In the data, extract each line that holds the string "手指挤压基板的绝缘表面".

Entries from a dataset:
* * * * * * * * *

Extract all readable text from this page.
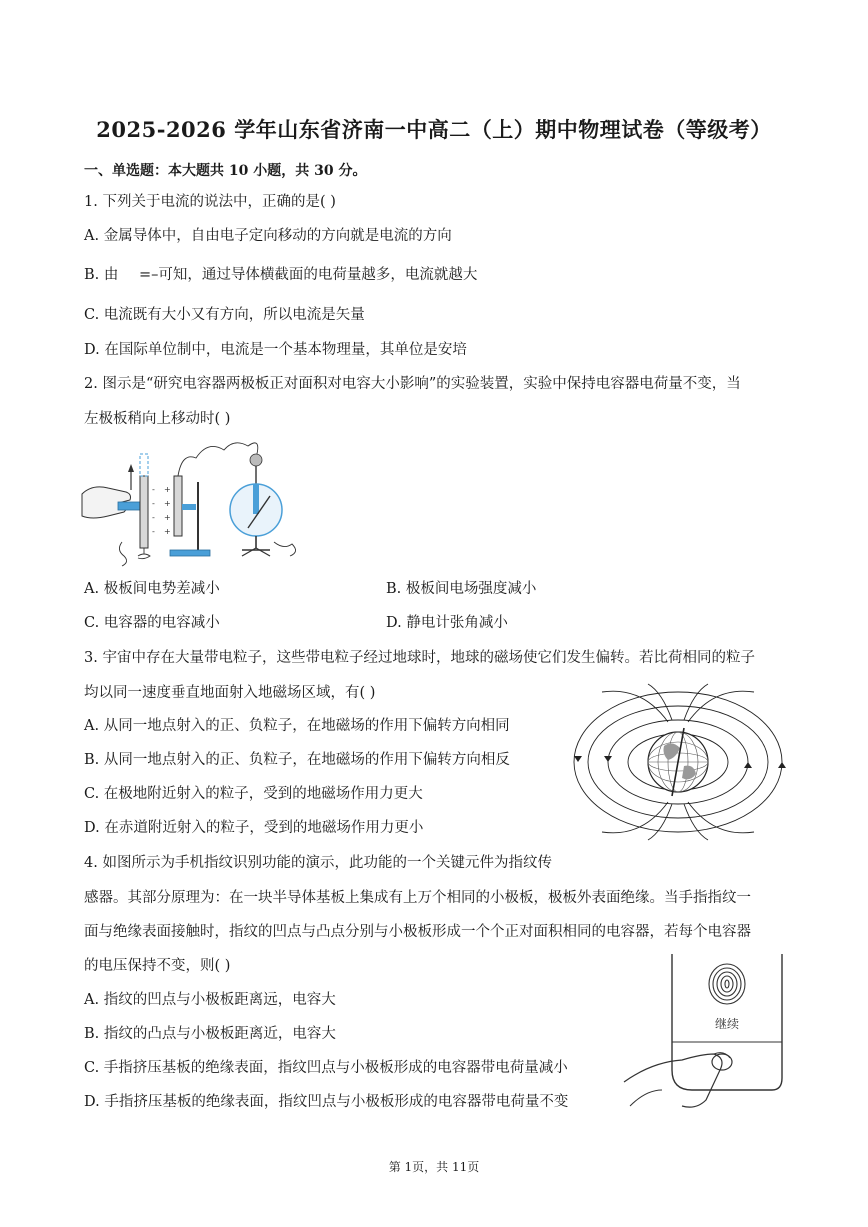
2025-2026 学年山东省济南一中高二（上）期中物理试卷（等级考）
一、单选题：本大题共 10 小题，共 30 分。
1. 下列关于电流的说法中，正确的是( )
A. 金属导体中，自由电子定向移动的方向就是电流的方向
B. 由 =–可知，通过导体横截面的电荷量越多，电流就越大
C. 电流既有大小又有方向，所以电流是矢量
D. 在国际单位制中，电流是一个基本物理量，其单位是安培
2. 图示是“研究电容器两极板正对面积对电容大小影响”的实验装置，实验中保持电容器电荷量不变，当
左极板稍向上移动时( )
-
-
-
-
+
+
+
+
A. 极板间电势差减小	B. 极板间电场强度减小
C. 电容器的电容减小	D. 静电计张角减小
3. 宇宙中存在大量带电粒子，这些带电粒子经过地球时，地球的磁场使它们发生偏转。若比荷相同的粒子
均以同一速度垂直地面射入地磁场区域，有( )
A. 从同一地点射入的正、负粒子，在地磁场的作用下偏转方向相同
B. 从同一地点射入的正、负粒子，在地磁场的作用下偏转方向相反
C. 在极地附近射入的粒子，受到的地磁场作用力更大
D. 在赤道附近射入的粒子，受到的地磁场作用力更小
4. 如图所示为手机指纹识别功能的演示，此功能的一个关键元件为指纹传
感器。其部分原理为：在一块半导体基板上集成有上万个相同的小极板，极板外表面绝缘。当手指指纹一
面与绝缘表面接触时，指纹的凹点与凸点分别与小极板形成一个个正对面积相同的电容器，若每个电容器
的电压保持不变，则( )
A. 指纹的凹点与小极板距离远，电容大
B. 指纹的凸点与小极板距离近，电容大
C. 手指挤压基板的绝缘表面，指纹凹点与小极板形成的电容器带电荷量减小
D. 手指挤压基板的绝缘表面，指纹凹点与小极板形成的电容器带电荷量不变
继续
第 1页，共 11页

* * * * * * * * *

◆ **FULL SOLUTION**
C. 手指挤压基板的绝缘表面，指纹凹点与小极板形成的电容器带电荷量减小
D. 手指挤压基板的绝缘表面，指纹凹点与小极板形成的电容器带电荷量不变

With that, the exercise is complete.